■ Available records ■
* * * * * * *
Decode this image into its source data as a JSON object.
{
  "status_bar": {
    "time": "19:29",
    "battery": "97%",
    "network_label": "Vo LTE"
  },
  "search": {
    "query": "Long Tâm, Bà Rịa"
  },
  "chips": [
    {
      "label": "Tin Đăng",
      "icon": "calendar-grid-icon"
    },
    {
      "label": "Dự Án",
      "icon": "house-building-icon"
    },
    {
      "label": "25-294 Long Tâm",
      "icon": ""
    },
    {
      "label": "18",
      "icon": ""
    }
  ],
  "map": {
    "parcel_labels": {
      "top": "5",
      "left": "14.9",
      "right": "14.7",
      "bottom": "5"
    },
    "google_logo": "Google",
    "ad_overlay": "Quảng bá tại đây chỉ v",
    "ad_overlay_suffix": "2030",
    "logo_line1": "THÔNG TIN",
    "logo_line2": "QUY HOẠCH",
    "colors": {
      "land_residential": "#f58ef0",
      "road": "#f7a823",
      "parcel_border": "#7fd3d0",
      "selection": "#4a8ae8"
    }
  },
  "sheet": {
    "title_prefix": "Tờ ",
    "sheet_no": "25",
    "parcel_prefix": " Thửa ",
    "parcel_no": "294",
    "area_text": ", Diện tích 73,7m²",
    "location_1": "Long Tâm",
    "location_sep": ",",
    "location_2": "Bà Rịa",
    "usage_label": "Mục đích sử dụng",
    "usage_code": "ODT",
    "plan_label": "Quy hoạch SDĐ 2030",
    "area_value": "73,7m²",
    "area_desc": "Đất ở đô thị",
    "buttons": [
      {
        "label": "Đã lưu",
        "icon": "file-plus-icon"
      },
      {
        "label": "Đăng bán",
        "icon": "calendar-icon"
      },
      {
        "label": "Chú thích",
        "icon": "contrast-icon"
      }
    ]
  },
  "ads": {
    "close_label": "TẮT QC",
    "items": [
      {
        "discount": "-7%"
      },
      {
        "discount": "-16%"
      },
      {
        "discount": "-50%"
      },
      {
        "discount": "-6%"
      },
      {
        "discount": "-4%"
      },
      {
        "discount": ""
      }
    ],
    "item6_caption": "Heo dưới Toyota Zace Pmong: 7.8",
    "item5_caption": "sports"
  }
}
* * * * * * *
■ Stated problem ■
Extract the full listing above without alteration.

■ Complete response ■
Decode this image into its source data as a JSON object.
{
  "status_bar": {
    "time": "19:29",
    "battery": "97%",
    "network_label": "Vo LTE"
  },
  "search": {
    "query": "Long Tâm, Bà Rịa"
  },
  "chips": [
    {
      "label": "Tin Đăng",
      "icon": "calendar-grid-icon"
    },
    {
      "label": "Dự Án",
      "icon": "house-building-icon"
    },
    {
      "label": "25-294 Long Tâm",
      "icon": ""
    },
    {
      "label": "18",
      "icon": ""
    }
  ],
  "map": {
    "parcel_labels": {
      "top": "5",
      "left": "14.9",
      "right": "14.7",
      "bottom": "5"
    },
    "google_logo": "Google",
    "ad_overlay": "Quảng bá tại đây chỉ v",
    "ad_overlay_suffix": "2030",
    "logo_line1": "THÔNG TIN",
    "logo_line2": "QUY HOẠCH",
    "colors": {
      "land_residential": "#f58ef0",
      "road": "#f7a823",
      "parcel_border": "#7fd3d0",
      "selection": "#4a8ae8"
    }
  },
  "sheet": {
    "title_prefix": "Tờ ",
    "sheet_no": "25",
    "parcel_prefix": " Thửa ",
    "parcel_no": "294",
    "area_text": ", Diện tích 73,7m²",
    "location_1": "Long Tâm",
    "location_sep": ",",
    "location_2": "Bà Rịa",
    "usage_label": "Mục đích sử dụng",
    "usage_code": "ODT",
    "plan_label": "Quy hoạch SDĐ 2030",
    "area_value": "73,7m²",
    "area_desc": "Đất ở đô thị",
    "buttons": [
      {
        "label": "Đã lưu",
        "icon": "file-plus-icon"
      },
      {
        "label": "Đăng bán",
        "icon": "calendar-icon"
      },
      {
        "label": "Chú thích",
        "icon": "contrast-icon"
      }
    ]
  },
  "ads": {
    "close_label": "TẮT QC",
    "items": [
      {
        "discount": "-7%"
      },
      {
        "discount": "-16%"
      },
      {
        "discount": "-50%"
      },
      {
        "discount": "-6%"
      },
      {
        "discount": "-4%"
      },
      {
        "discount": ""
      }
    ],
    "item6_caption": "Heo dưới Toyota Zace Pmong: 7.8",
    "item5_caption": "sports"
  }
}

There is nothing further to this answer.